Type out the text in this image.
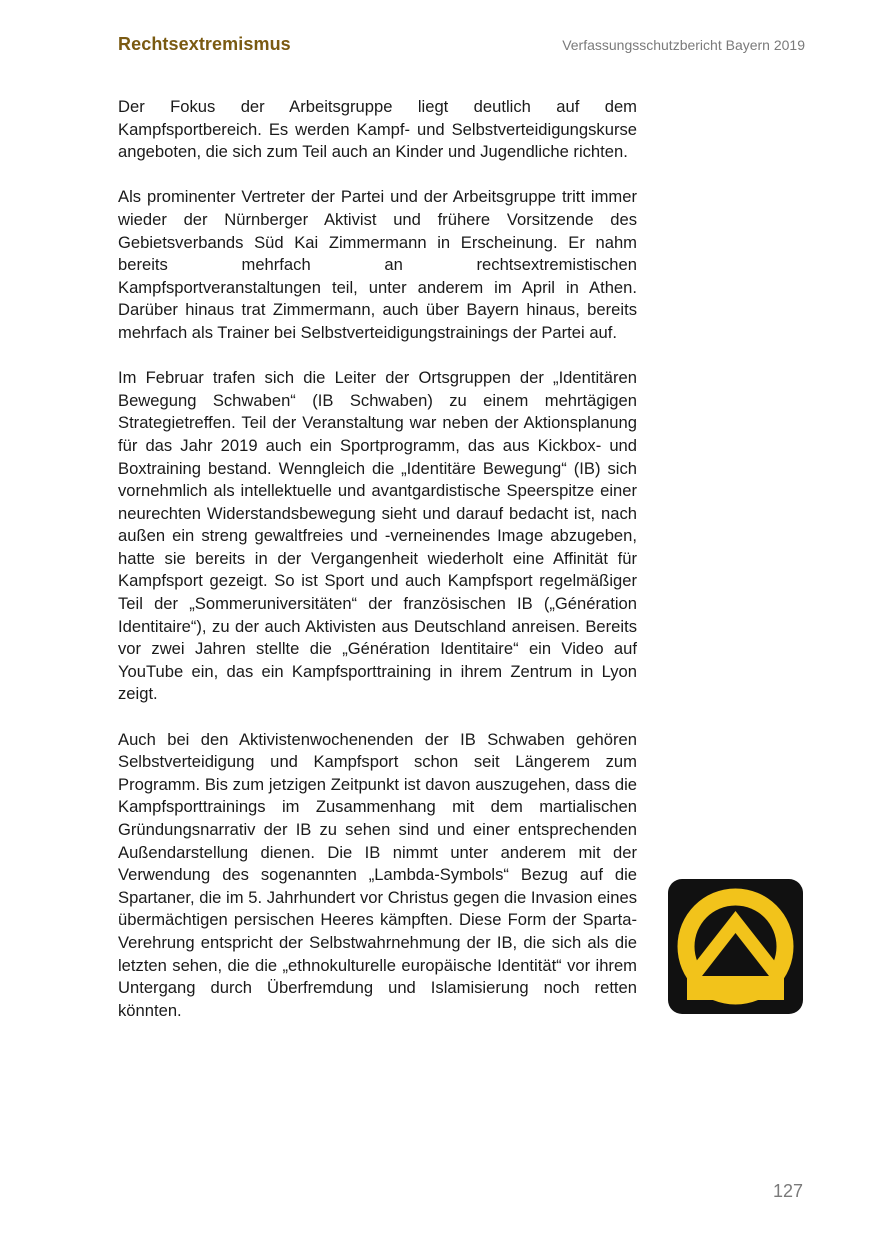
Rechtsextremismus	Verfassungsschutzbericht Bayern 2019

Der Fokus der Arbeitsgruppe liegt deutlich auf dem Kampfsportbereich. Es werden Kampf- und Selbstverteidigungskurse angeboten, die sich zum Teil auch an Kinder und Jugendliche richten.

Als prominenter Vertreter der Partei und der Arbeitsgruppe tritt immer wieder der Nürnberger Aktivist und frühere Vorsitzende des Gebietsverbands Süd Kai Zimmermann in Erscheinung. Er nahm bereits mehrfach an rechtsextremistischen Kampfsportveranstaltungen teil, unter anderem im April in Athen. Darüber hinaus trat Zimmermann, auch über Bayern hinaus, bereits mehrfach als Trainer bei Selbstverteidigungstrainings der Partei auf.

Im Februar trafen sich die Leiter der Ortsgruppen der „Identitären Bewegung Schwaben“ (IB Schwaben) zu einem mehrtägigen Strategietreffen. Teil der Veranstaltung war neben der Aktionsplanung für das Jahr 2019 auch ein Sportprogramm, das aus Kickbox- und Boxtraining bestand. Wenngleich die „Identitäre Bewegung“ (IB) sich vornehmlich als intellektuelle und avantgardistische Speerspitze einer neurechten Widerstandsbewegung sieht und darauf bedacht ist, nach außen ein streng gewaltfreies und -verneinendes Image abzugeben, hatte sie bereits in der Vergangenheit wiederholt eine Affinität für Kampfsport gezeigt. So ist Sport und auch Kampfsport regelmäßiger Teil der „Sommeruniversitäten“ der französischen IB („Génération Identitaire“), zu der auch Aktivisten aus Deutschland anreisen. Bereits vor zwei Jahren stellte die „Génération Identitaire“ ein Video auf YouTube ein, das ein Kampfsporttraining in ihrem Zentrum in Lyon zeigt.

Auch bei den Aktivistenwochenenden der IB Schwaben gehören Selbstverteidigung und Kampfsport schon seit Längerem zum Programm. Bis zum jetzigen Zeitpunkt ist davon auszugehen, dass die Kampfsporttrainings im Zusammenhang mit dem martialischen Gründungsnarrativ der IB zu sehen sind und einer entsprechenden Außendarstellung dienen. Die IB nimmt unter anderem mit der Verwendung des sogenannten „Lambda-Symbols“ Bezug auf die Spartaner, die im 5. Jahrhundert vor Christus gegen die Invasion eines übermächtigen persischen Heeres kämpften. Diese Form der Sparta-Verehrung entspricht der Selbstwahrnehmung der IB, die sich als die letzten sehen, die die „ethnokulturelle europäische Identität“ vor ihrem Untergang durch Überfremdung und Islamisierung noch retten könnten.

127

○ ○ ○ ○ ○ ○ ○

§ **Aim of the exercise**: Check each line of the data above for the word "Arbeitsgruppe", then state how many lines have it. Give the number alone.

§ **Output**: 2